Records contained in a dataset

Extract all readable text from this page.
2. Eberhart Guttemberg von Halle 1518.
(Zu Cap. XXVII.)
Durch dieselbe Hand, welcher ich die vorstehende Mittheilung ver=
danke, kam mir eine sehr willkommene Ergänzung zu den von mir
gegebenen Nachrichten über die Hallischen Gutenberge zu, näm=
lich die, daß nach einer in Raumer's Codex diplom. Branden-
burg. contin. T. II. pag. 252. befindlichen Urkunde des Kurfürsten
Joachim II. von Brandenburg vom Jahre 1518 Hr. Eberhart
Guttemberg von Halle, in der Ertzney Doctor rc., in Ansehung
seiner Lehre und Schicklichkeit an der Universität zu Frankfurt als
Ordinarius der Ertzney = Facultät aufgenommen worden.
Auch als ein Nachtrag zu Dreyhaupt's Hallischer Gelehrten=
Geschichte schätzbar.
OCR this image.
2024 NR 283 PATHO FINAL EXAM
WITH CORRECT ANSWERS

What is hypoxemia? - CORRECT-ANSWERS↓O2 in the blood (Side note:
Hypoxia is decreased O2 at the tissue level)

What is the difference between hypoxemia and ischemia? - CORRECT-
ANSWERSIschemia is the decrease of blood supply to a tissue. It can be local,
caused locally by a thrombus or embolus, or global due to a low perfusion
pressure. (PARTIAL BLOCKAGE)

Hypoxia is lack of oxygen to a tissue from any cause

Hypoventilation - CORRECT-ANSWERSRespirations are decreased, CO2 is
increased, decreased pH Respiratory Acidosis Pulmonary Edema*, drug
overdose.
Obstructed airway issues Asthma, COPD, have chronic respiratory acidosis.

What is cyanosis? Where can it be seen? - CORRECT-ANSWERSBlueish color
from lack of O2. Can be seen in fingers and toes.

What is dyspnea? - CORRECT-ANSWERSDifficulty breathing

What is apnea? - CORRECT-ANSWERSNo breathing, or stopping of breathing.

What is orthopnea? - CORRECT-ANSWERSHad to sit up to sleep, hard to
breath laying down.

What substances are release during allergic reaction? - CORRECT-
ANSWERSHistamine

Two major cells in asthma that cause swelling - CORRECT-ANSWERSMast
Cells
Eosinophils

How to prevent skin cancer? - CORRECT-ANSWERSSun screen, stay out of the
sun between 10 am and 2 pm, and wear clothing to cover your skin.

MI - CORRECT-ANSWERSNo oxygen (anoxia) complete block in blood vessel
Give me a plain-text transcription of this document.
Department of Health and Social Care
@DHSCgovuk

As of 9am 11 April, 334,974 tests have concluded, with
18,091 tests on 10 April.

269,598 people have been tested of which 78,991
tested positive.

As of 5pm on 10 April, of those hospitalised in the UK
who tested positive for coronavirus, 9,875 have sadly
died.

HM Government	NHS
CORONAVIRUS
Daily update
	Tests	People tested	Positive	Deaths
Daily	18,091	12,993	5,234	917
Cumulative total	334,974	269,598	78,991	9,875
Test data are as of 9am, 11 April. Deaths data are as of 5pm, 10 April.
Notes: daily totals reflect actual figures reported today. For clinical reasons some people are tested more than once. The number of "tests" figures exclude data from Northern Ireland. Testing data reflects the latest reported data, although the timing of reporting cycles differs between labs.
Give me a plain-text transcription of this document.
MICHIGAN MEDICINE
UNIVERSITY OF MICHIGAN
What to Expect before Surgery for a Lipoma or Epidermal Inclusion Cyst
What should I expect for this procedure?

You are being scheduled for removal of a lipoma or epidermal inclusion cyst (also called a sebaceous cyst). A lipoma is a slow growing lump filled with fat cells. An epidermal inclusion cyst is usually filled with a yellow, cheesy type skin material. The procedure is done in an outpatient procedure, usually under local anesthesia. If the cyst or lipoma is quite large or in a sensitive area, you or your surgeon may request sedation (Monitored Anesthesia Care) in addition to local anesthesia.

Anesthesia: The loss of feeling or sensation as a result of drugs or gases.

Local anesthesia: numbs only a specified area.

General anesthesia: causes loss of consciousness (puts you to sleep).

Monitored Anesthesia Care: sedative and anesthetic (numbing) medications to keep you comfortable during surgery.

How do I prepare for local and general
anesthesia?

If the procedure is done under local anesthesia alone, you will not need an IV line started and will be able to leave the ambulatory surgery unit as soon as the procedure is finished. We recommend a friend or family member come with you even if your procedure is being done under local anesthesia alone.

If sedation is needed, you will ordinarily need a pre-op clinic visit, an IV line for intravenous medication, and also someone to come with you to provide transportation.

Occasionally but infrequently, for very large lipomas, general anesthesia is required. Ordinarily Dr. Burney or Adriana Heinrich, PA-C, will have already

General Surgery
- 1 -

__Assigned task__.
Restating all of the data exactly is the whole task.

__Solution for this exercise__.
Extract all readable text from this page.
2. Eberhart Guttemberg von Halle 1518.
(Zu Cap. XXVII.)
Durch dieselbe Hand, welcher ich die vorstehende Mittheilung ver=
danke, kam mir eine sehr willkommene Ergänzung zu den von mir
gegebenen Nachrichten über die Hallischen Gutenberge zu, näm=
lich die, daß nach einer in Raumer's Codex diplom. Branden-
burg. contin. T. II. pag. 252. befindlichen Urkunde des Kurfürsten
Joachim II. von Brandenburg vom Jahre 1518 Hr. Eberhart
Guttemberg von Halle, in der Ertzney Doctor rc., in Ansehung
seiner Lehre und Schicklichkeit an der Universität zu Frankfurt als
Ordinarius der Ertzney = Facultät aufgenommen worden.
Auch als ein Nachtrag zu Dreyhaupt's Hallischer Gelehrten=
Geschichte schätzbar.
OCR this image.
2024 NR 283 PATHO FINAL EXAM
WITH CORRECT ANSWERS

What is hypoxemia? - CORRECT-ANSWERS↓O2 in the blood (Side note:
Hypoxia is decreased O2 at the tissue level)

What is the difference between hypoxemia and ischemia? - CORRECT-
ANSWERSIschemia is the decrease of blood supply to a tissue. It can be local,
caused locally by a thrombus or embolus, or global due to a low perfusion
pressure. (PARTIAL BLOCKAGE)

Hypoxia is lack of oxygen to a tissue from any cause

Hypoventilation - CORRECT-ANSWERSRespirations are decreased, CO2 is
increased, decreased pH Respiratory Acidosis Pulmonary Edema*, drug
overdose.
Obstructed airway issues Asthma, COPD, have chronic respiratory acidosis.

What is cyanosis? Where can it be seen? - CORRECT-ANSWERSBlueish color
from lack of O2. Can be seen in fingers and toes.

What is dyspnea? - CORRECT-ANSWERSDifficulty breathing

What is apnea? - CORRECT-ANSWERSNo breathing, or stopping of breathing.

What is orthopnea? - CORRECT-ANSWERSHad to sit up to sleep, hard to
breath laying down.

What substances are release during allergic reaction? - CORRECT-
ANSWERSHistamine

Two major cells in asthma that cause swelling - CORRECT-ANSWERSMast
Cells
Eosinophils

How to prevent skin cancer? - CORRECT-ANSWERSSun screen, stay out of the
sun between 10 am and 2 pm, and wear clothing to cover your skin.

MI - CORRECT-ANSWERSNo oxygen (anoxia) complete block in blood vessel
Give me a plain-text transcription of this document.
Department of Health and Social Care
@DHSCgovuk

As of 9am 11 April, 334,974 tests have concluded, with
18,091 tests on 10 April.

269,598 people have been tested of which 78,991
tested positive.

As of 5pm on 10 April, of those hospitalised in the UK
who tested positive for coronavirus, 9,875 have sadly
died.

HM Government	NHS
CORONAVIRUS
Daily update
	Tests	People tested	Positive	Deaths
Daily	18,091	12,993	5,234	917
Cumulative total	334,974	269,598	78,991	9,875
Test data are as of 9am, 11 April. Deaths data are as of 5pm, 10 April.
Notes: daily totals reflect actual figures reported today. For clinical reasons some people are tested more than once. The number of "tests" figures exclude data from Northern Ireland. Testing data reflects the latest reported data, although the timing of reporting cycles differs between labs.
Give me a plain-text transcription of this document.
MICHIGAN MEDICINE
UNIVERSITY OF MICHIGAN
What to Expect before Surgery for a Lipoma or Epidermal Inclusion Cyst
What should I expect for this procedure?

You are being scheduled for removal of a lipoma or epidermal inclusion cyst (also called a sebaceous cyst). A lipoma is a slow growing lump filled with fat cells. An epidermal inclusion cyst is usually filled with a yellow, cheesy type skin material. The procedure is done in an outpatient procedure, usually under local anesthesia. If the cyst or lipoma is quite large or in a sensitive area, you or your surgeon may request sedation (Monitored Anesthesia Care) in addition to local anesthesia.

Anesthesia: The loss of feeling or sensation as a result of drugs or gases.

Local anesthesia: numbs only a specified area.

General anesthesia: causes loss of consciousness (puts you to sleep).

Monitored Anesthesia Care: sedative and anesthetic (numbing) medications to keep you comfortable during surgery.

How do I prepare for local and general
anesthesia?

If the procedure is done under local anesthesia alone, you will not need an IV line started and will be able to leave the ambulatory surgery unit as soon as the procedure is finished. We recommend a friend or family member come with you even if your procedure is being done under local anesthesia alone.

If sedation is needed, you will ordinarily need a pre-op clinic visit, an IV line for intravenous medication, and also someone to come with you to provide transportation.

Occasionally but infrequently, for very large lipomas, general anesthesia is required. Ordinarily Dr. Burney or Adriana Heinrich, PA-C, will have already

General Surgery
- 1 -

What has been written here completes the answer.